> **Set problem**:
Wherever the word "commutation" appears in the entries, copy the whole line.

> **Extracted information**:
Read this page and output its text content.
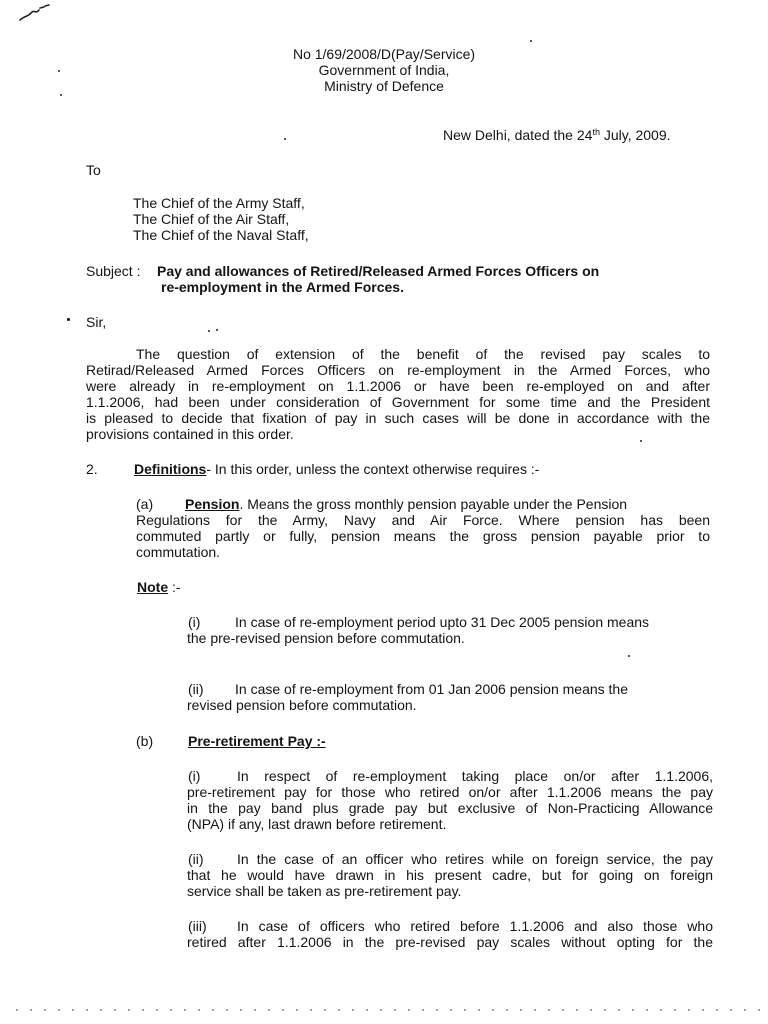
No 1/69/2008/D(Pay/Service)
Government of India,
Ministry of Defence
New Delhi, dated the 24th July, 2009.
To
The Chief of the Army Staff,
The Chief of the Air Staff,
The Chief of the Naval Staff,
Subject : Pay and allowances of Retired/Released Armed Forces Officers on
re-employment in the Armed Forces.
Sir,
The question of extension of the benefit of the revised pay scales to
Retirad/Released Armed Forces Officers on re-employment in the Armed Forces, who
were already in re-employment on 1.1.2006 or have been re-employed on and after
1.1.2006, had been under consideration of Government for some time and the President
is pleased to decide that fixation of pay in such cases will be done in accordance with the
provisions contained in this order.
2.	Definitions- In this order, unless the context otherwise requires :-
(a) Pension. Means the gross monthly pension payable under the Pension
Regulations for the Army, Navy and Air Force. Where pension has been
commuted partly or fully, pension means the gross pension payable prior to
commutation.
Note :-
(i) In case of re-employment period upto 31 Dec 2005 pension means
the pre-revised pension before commutation.
(ii) In case of re-employment from 01 Jan 2006 pension means the
revised pension before commutation.
(b) Pre-retirement Pay :-
(i)	In respect of re-employment taking place on/or after 1.1.2006,
pre-retirement pay for those who retired on/or after 1.1.2006 means the pay
in the pay band plus grade pay but exclusive of Non-Practicing Allowance
(NPA) if any, last drawn before retirement.
(ii) In the case of an officer who retires while on foreign service, the pay
that he would have drawn in his present cadre, but for going on foreign
service shall be taken as pre-retirement pay.
(iii) In case of officers who retired before 1.1.2006 and also those who
retired after 1.1.2006 in the pre-revised pay scales without opting for the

> **Answer in full**:
commutation.
the pre-revised pension before commutation.
revised pension before commutation.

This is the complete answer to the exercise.